| Set problem |
Look through the listing for the word "连接DD". Copy each line that has it.

| Dataset |
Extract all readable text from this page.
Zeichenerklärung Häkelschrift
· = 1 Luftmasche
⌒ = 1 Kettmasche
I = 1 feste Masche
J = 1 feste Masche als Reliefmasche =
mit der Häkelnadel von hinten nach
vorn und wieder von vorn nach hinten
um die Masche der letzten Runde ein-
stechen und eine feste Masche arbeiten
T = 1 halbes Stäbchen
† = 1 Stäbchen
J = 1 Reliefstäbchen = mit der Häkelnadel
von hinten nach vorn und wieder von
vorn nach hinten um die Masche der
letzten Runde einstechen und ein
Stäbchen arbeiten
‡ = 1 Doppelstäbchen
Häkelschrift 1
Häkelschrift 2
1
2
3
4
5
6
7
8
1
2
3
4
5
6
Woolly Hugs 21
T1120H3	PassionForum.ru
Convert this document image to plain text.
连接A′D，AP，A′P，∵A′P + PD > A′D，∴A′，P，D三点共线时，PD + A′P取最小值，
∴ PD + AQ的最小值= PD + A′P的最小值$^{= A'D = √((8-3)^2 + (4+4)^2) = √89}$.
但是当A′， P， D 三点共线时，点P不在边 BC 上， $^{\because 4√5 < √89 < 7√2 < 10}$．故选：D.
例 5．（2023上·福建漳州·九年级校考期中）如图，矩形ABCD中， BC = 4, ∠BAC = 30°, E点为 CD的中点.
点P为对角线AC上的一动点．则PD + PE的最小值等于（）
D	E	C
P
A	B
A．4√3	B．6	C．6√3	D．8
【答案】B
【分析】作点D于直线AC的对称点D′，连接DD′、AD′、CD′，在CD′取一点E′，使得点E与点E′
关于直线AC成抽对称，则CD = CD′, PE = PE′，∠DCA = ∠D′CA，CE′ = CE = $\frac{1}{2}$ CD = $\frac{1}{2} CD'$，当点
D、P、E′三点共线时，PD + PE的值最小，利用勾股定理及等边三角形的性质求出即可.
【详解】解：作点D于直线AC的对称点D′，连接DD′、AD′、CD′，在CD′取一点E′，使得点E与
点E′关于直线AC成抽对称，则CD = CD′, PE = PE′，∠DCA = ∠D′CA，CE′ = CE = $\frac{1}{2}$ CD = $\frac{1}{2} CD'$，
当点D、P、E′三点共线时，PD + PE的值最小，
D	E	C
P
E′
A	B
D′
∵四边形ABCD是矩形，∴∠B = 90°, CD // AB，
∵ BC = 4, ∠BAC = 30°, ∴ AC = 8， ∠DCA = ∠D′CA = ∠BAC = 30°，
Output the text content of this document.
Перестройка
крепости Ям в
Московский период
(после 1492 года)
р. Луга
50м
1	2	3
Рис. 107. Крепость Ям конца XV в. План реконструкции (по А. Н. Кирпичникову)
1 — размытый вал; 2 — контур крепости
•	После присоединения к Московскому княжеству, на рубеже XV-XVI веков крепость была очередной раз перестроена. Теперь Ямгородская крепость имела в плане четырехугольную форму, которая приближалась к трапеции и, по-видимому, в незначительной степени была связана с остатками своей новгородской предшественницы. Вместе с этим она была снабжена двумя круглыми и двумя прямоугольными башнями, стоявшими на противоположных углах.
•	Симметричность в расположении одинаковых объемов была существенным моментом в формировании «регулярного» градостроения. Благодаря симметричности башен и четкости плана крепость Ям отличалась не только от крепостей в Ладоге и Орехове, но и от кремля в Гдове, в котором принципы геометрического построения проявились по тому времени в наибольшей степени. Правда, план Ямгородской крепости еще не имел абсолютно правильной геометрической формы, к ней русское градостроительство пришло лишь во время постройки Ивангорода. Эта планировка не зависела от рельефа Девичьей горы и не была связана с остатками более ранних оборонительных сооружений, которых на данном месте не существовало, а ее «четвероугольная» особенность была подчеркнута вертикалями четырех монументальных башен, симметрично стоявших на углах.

| Correct response |
【分析】作点D于直线AC的对称点D′，连接DD′、AD′、CD′，在CD′取一点E′，使得点E与点E′
【详解】解：作点D于直线AC的对称点D′，连接DD′、AD′、CD′，在CD′取一点E′，使得点E与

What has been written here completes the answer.